#### Rows
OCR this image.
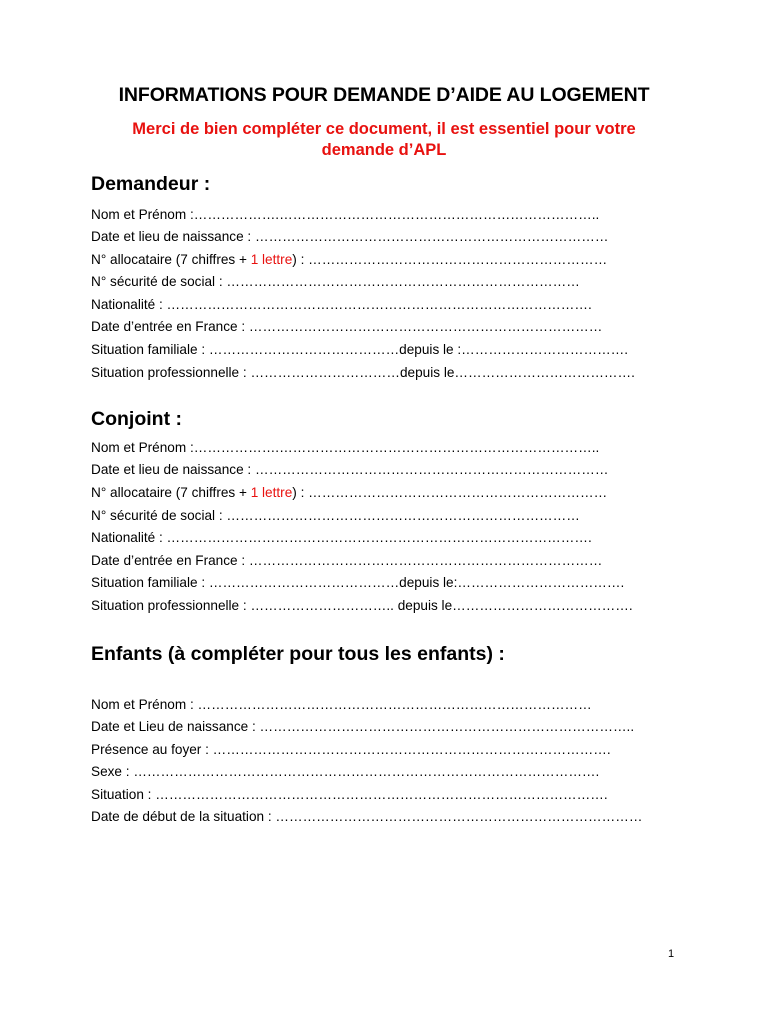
INFORMATIONS POUR DEMANDE D’AIDE AU LOGEMENT
Merci de bien compléter ce document, il est essentiel pour votre
demande d’APL
Demandeur :
Nom et Prénom :……………….……………………………………………………………..
Date et lieu de naissance : ……………………………………………………………………
N° allocataire (7 chiffres + 1 lettre) : …………………………………………………………
N° sécurité de social : ……………………………………………………………………
Nationalité : ………………………………………………………………………………….
Date d’entrée en France : ……………………………………………………………………
Situation familiale : ……………………………………depuis le :……………………………….
Situation professionnelle : ……………………………depuis le………………………………….
Conjoint :
Nom et Prénom :……………….……………………………………………………………..
Date et lieu de naissance : ……………………………………………………………………
N° allocataire (7 chiffres + 1 lettre) : …………………………………………………………
N° sécurité de social : ……………………………………………………………………
Nationalité : ………………………………………………………………………………….
Date d’entrée en France : ……………………………………………………………………
Situation familiale : ……………………………………depuis le:……………………………….
Situation professionnelle : ………………………….. depuis le………………………………….
Enfants (à compléter pour tous les enfants) :
Nom et Prénom : ……………………………………………………………………………
Date et Lieu de naissance : ………………………………………………………………………..
Présence au foyer : …………………………………………………………………………….
Sexe : ………………………………………………………………………………………….
Situation : ……………………………………………………………………………………….
Date de début de la situation : ………………………………………………………………………
1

#### Required task
Which lines contain the word "professionnelle"? Copy each of them.

#### Output
Situation professionnelle : ……………………………depuis le………………………………….
Situation professionnelle : ………………………….. depuis le………………………………….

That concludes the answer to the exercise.